> [Data lines]:
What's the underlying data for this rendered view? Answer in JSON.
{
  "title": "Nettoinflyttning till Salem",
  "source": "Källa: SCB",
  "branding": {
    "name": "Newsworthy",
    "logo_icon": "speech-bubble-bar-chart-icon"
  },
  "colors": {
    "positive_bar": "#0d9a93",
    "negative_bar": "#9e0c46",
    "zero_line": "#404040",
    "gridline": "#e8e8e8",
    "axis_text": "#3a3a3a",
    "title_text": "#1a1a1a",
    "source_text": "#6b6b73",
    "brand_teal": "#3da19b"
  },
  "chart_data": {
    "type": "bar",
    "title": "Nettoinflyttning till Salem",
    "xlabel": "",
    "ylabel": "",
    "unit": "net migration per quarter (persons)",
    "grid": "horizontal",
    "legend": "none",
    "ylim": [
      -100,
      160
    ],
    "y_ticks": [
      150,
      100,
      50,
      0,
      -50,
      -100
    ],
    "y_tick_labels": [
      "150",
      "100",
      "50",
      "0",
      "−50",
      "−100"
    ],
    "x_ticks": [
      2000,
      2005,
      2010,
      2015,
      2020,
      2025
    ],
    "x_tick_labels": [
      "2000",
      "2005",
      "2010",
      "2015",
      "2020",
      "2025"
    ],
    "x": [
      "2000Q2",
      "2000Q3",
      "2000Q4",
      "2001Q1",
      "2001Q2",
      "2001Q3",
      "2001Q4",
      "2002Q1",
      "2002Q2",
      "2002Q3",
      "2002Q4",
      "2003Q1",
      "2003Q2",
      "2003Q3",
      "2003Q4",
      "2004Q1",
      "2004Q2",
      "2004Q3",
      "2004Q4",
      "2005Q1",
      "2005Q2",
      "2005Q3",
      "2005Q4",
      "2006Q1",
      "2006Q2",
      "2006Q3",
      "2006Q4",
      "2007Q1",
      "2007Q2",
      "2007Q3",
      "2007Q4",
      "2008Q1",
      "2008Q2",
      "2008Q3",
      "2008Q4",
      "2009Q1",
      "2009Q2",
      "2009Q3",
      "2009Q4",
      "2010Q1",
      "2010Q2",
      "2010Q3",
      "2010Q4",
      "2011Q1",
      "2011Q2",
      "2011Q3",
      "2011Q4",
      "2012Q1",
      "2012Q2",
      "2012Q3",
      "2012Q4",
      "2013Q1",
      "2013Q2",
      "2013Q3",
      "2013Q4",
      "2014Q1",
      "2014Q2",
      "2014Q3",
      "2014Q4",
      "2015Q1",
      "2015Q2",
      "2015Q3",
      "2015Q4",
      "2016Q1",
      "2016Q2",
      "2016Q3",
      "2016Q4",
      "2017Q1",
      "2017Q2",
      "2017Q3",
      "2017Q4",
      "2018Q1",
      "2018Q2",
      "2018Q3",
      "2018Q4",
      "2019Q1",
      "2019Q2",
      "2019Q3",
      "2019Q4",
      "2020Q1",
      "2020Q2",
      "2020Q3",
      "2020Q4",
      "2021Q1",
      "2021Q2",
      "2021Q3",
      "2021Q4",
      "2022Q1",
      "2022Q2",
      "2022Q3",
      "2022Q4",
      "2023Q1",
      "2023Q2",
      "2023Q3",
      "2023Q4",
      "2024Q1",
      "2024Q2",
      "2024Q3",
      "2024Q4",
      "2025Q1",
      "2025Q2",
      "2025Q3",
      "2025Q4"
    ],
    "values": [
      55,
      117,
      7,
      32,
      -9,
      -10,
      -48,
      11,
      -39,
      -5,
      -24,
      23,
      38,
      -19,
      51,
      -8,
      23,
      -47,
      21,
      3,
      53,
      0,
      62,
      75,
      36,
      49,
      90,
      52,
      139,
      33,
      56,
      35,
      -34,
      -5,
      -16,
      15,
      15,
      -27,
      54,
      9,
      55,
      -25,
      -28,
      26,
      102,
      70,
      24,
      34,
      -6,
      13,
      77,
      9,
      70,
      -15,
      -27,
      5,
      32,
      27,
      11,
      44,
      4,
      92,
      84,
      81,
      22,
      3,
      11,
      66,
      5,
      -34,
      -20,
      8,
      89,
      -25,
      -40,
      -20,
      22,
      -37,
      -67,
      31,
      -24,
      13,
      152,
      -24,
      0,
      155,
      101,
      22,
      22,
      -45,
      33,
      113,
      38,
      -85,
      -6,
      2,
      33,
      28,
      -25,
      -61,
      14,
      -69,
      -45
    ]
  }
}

> [Objective]:
Reproduce the complete data exactly as presented above.

> [Response to the exercise]:
What's the underlying data for this rendered view? Answer in JSON.
{
  "title": "Nettoinflyttning till Salem",
  "source": "Källa: SCB",
  "branding": {
    "name": "Newsworthy",
    "logo_icon": "speech-bubble-bar-chart-icon"
  },
  "colors": {
    "positive_bar": "#0d9a93",
    "negative_bar": "#9e0c46",
    "zero_line": "#404040",
    "gridline": "#e8e8e8",
    "axis_text": "#3a3a3a",
    "title_text": "#1a1a1a",
    "source_text": "#6b6b73",
    "brand_teal": "#3da19b"
  },
  "chart_data": {
    "type": "bar",
    "title": "Nettoinflyttning till Salem",
    "xlabel": "",
    "ylabel": "",
    "unit": "net migration per quarter (persons)",
    "grid": "horizontal",
    "legend": "none",
    "ylim": [
      -100,
      160
    ],
    "y_ticks": [
      150,
      100,
      50,
      0,
      -50,
      -100
    ],
    "y_tick_labels": [
      "150",
      "100",
      "50",
      "0",
      "−50",
      "−100"
    ],
    "x_ticks": [
      2000,
      2005,
      2010,
      2015,
      2020,
      2025
    ],
    "x_tick_labels": [
      "2000",
      "2005",
      "2010",
      "2015",
      "2020",
      "2025"
    ],
    "x": [
      "2000Q2",
      "2000Q3",
      "2000Q4",
      "2001Q1",
      "2001Q2",
      "2001Q3",
      "2001Q4",
      "2002Q1",
      "2002Q2",
      "2002Q3",
      "2002Q4",
      "2003Q1",
      "2003Q2",
      "2003Q3",
      "2003Q4",
      "2004Q1",
      "2004Q2",
      "2004Q3",
      "2004Q4",
      "2005Q1",
      "2005Q2",
      "2005Q3",
      "2005Q4",
      "2006Q1",
      "2006Q2",
      "2006Q3",
      "2006Q4",
      "2007Q1",
      "2007Q2",
      "2007Q3",
      "2007Q4",
      "2008Q1",
      "2008Q2",
      "2008Q3",
      "2008Q4",
      "2009Q1",
      "2009Q2",
      "2009Q3",
      "2009Q4",
      "2010Q1",
      "2010Q2",
      "2010Q3",
      "2010Q4",
      "2011Q1",
      "2011Q2",
      "2011Q3",
      "2011Q4",
      "2012Q1",
      "2012Q2",
      "2012Q3",
      "2012Q4",
      "2013Q1",
      "2013Q2",
      "2013Q3",
      "2013Q4",
      "2014Q1",
      "2014Q2",
      "2014Q3",
      "2014Q4",
      "2015Q1",
      "2015Q2",
      "2015Q3",
      "2015Q4",
      "2016Q1",
      "2016Q2",
      "2016Q3",
      "2016Q4",
      "2017Q1",
      "2017Q2",
      "2017Q3",
      "2017Q4",
      "2018Q1",
      "2018Q2",
      "2018Q3",
      "2018Q4",
      "2019Q1",
      "2019Q2",
      "2019Q3",
      "2019Q4",
      "2020Q1",
      "2020Q2",
      "2020Q3",
      "2020Q4",
      "2021Q1",
      "2021Q2",
      "2021Q3",
      "2021Q4",
      "2022Q1",
      "2022Q2",
      "2022Q3",
      "2022Q4",
      "2023Q1",
      "2023Q2",
      "2023Q3",
      "2023Q4",
      "2024Q1",
      "2024Q2",
      "2024Q3",
      "2024Q4",
      "2025Q1",
      "2025Q2",
      "2025Q3",
      "2025Q4"
    ],
    "values": [
      55,
      117,
      7,
      32,
      -9,
      -10,
      -48,
      11,
      -39,
      -5,
      -24,
      23,
      38,
      -19,
      51,
      -8,
      23,
      -47,
      21,
      3,
      53,
      0,
      62,
      75,
      36,
      49,
      90,
      52,
      139,
      33,
      56,
      35,
      -34,
      -5,
      -16,
      15,
      15,
      -27,
      54,
      9,
      55,
      -25,
      -28,
      26,
      102,
      70,
      24,
      34,
      -6,
      13,
      77,
      9,
      70,
      -15,
      -27,
      5,
      32,
      27,
      11,
      44,
      4,
      92,
      84,
      81,
      22,
      3,
      11,
      66,
      5,
      -34,
      -20,
      8,
      89,
      -25,
      -40,
      -20,
      22,
      -37,
      -67,
      31,
      -24,
      13,
      152,
      -24,
      0,
      155,
      101,
      22,
      22,
      -45,
      33,
      113,
      38,
      -85,
      -6,
      2,
      33,
      28,
      -25,
      -61,
      14,
      -69,
      -45
    ]
  }
}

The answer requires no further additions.